The dynamic balance of the gut microbiota is critical for animal health and growth and is influenced by many factors, including environmental stress and diet. Cold stress has been reported to alter the composition of the gut microbiota, thereby triggering colitis [44]. Changes in the composition and diversity of broiler gut microbiota due to cold were observed in the current experiment. Specifically, cold increased the relative abundance of Clostridia_UCG-014 and decreased Clostridium_sensu_stricto_1 and Bifidobacterium. Clostridia_UCG-014 may be a potential pro-inflammatory bacterium with increased abundance in the rumen of cows with subclinical mastitis [45]. Clostridium_sensu_stricto_1 emerges as the predominant colony in chick feces post-birth [46], and it is widespread in the environment. This bacterium is generally linked to conditions like necrotizing enteritis [47] and stress [48], and it plays a significant role in the production of short-chain fatty acids [49]. Notably, the abundance of Clostridium_sensu_stricto_1 increased with SB/VD3 supplementation. Further research is necessary to elucidate its physiological impacts on broiler growth and associated traits. Furthermore, the relative abundance of the recognized probiotic Bifidobacterium significantly decreased in the CS birds. Conversely, Megamonas showed higher prevalence in broiler guts following the SB/VD3 diet. Megamonas has been linked to the development of the immune system in broilers [50]. Overall, cold stress has a negative impact on broiler gut microbiota homeostasis, while the SB/VD3 diet has potential countermeasures.

5. Conclusions

In conclusion, the early SB/VD3 diet effectively alleviated the adverse impacts of cold stress on broiler growth performance and gut health. This was achieved through improvements in reinforced intestinal barrier function and anti-inflammatory capacities and the stabilization of gut microbiota balance in broiler chicks. These results are useful in helping farmers to manage cold stress in broiler farming. Additionally, the results also provide novel insights into the further investigation of the effects of SB/VD3 diet on the production, health, and welfare of broiler chickens undergoing cold transportation or other stressful conditions, such as crowding stress, heat stress, and immunization stress.

[Document structure recognition data]
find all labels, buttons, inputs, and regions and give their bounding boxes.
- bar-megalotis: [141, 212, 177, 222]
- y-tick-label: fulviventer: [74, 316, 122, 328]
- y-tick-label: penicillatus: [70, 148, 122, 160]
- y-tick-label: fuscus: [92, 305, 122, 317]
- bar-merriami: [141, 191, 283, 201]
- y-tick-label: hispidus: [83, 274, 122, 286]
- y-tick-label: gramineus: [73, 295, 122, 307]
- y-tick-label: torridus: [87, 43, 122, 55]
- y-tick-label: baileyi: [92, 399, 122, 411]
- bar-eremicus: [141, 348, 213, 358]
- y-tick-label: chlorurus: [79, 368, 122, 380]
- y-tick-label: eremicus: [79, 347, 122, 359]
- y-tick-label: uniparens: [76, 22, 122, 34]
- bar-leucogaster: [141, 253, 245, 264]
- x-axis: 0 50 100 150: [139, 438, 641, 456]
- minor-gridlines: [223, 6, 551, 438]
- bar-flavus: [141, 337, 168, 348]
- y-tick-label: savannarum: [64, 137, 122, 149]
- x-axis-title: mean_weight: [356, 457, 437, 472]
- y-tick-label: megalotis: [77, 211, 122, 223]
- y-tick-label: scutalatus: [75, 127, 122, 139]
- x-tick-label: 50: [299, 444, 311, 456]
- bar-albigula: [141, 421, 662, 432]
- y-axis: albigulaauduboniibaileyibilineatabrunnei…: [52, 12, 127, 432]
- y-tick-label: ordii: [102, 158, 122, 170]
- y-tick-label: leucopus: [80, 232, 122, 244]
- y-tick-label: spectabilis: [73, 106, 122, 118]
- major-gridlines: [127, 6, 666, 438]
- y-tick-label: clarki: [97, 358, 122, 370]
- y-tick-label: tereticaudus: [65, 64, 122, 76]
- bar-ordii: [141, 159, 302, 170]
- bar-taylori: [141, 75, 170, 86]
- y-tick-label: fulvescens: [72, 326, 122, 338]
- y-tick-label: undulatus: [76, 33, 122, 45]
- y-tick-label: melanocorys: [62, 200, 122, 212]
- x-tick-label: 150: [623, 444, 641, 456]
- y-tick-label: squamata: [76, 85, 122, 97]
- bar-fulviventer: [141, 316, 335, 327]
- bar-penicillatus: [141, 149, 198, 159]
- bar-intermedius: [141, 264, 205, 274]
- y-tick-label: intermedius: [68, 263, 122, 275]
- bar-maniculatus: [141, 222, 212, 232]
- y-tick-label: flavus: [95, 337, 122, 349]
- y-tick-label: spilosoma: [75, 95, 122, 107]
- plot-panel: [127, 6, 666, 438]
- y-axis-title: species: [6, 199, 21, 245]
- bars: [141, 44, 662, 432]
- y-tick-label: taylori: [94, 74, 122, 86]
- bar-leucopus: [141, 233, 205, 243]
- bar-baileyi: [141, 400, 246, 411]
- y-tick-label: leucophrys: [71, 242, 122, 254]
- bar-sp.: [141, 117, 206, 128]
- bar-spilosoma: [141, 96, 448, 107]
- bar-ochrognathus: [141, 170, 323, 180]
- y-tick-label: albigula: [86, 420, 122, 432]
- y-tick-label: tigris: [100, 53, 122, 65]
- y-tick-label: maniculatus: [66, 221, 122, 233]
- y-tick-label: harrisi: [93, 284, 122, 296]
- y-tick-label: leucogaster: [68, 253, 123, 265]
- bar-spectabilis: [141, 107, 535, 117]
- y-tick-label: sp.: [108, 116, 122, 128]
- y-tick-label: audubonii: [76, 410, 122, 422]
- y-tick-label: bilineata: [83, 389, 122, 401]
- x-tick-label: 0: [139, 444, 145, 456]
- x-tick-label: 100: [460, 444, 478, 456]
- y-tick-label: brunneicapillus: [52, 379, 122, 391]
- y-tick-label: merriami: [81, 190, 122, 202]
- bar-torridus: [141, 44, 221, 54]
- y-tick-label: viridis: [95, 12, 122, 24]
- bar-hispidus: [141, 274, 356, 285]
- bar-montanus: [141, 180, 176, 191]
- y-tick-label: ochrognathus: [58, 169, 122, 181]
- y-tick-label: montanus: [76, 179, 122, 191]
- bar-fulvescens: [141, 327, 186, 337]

### ACTIVITY A:
Answer these about the passage on cold stress and broiler gut bacteria:
(i) Which bacterium became more abundant in the broilers because of cold?
(ii) What has Megamonas been linked to in broilers?
(iii) Besides cold transportation, which stressful conditions does the conclusion list?
### ACTIVITY B:
Echo the passage on cold stress and broiler gut bacteria, starting with "In conclusion, the" and going on through "and immunization stress.".
### ACTIVITY C:
Proceed with the passage on cold stress and broiler gut bacteria from where it stops.
The entries have nothing to do with the passage on cold stress and broiler gut bacteria.

### RESPONSE A:
(i) Clostridia_UCG-014
(ii) The development of the immune system in broilers
(iii) Crowding stress, heat stress, and immunization stress

### RESPONSE B:
In conclusion, the early SB/VD3 diet effectively alleviated the adverse impacts of cold stress on broiler growth performance and gut health. This was achieved through improvements in reinforced intestinal barrier function and anti-inflammatory capacities and the stabilization of gut microbiota balance in broiler chicks. These results are useful in helping farmers to manage cold stress in broiler farming. Additionally, the results also provide novel insights into the further investigation of the effects of SB/VD3 diet on the production, health, and welfare of broiler chickens undergoing cold transportation or other stressful conditions, such as crowding stress, heat stress, and immunization stress.

### RESPONSE C:
Supplementary Materials

The following supporting information can be downloaded at: https://www.mdpi.com/article/10.3390/ani15060861/s1, Table S1: Composition and nutrient levels of the basal diet (%, air-dry basis) used in this study for broiler chicks (1–21 d); Table S2 Gene-specific primers of related genes for broilers (Gallus gallus domesticus); Table S3 Effect of supplementation with sodium butyrate and vitamin D3 on organ index of cold-stressed broiler chicks.

Author Contributions

Conceptualization, Z.Z. and H.G.; methodology, H.G., Y.W., X.Z., Y.Y., Y.G. and Z.L.; software, H.G. and Y.W.; validation, H.G., Y.Y. and Z.Z.; formal analysis, Y.W.; investigation, H.G.; data curation, X.Z. and Y.Y.; writing—original draft preparation, H.G.; writing—review and editing, H.G. and Y.Y.; supervision, Z.Z.; project administration, Z.Z.; funding acquisition, Z.Z. and H.G. All authors have read and agreed to the published version of the manuscript.

Funding

This research was supported by the National Natural Science Foundation of China (No. 32273080) and the Fundamental Research Funds for the Central Universities (SWU-KQ24004).

Institutional Review Board Statement

All research animal care procedures were approved by the Institutional Animal Care and Ethics Committee of Nanjing Agricultural University (Protocol PAT2022040).

Informed Consent Statement

Not applicable.

Data Availability Statement

The original contributions presented in this study are included in the article/Supplementary Materials. Further inquiries can be directed to the corresponding author.

Conflicts of Interest

The authors declare no conflicts of interest. The funders had no role in the design of the study; in the collection, analyses, or interpretation of data; in the writing of the manuscript; or in the decision to publish the results.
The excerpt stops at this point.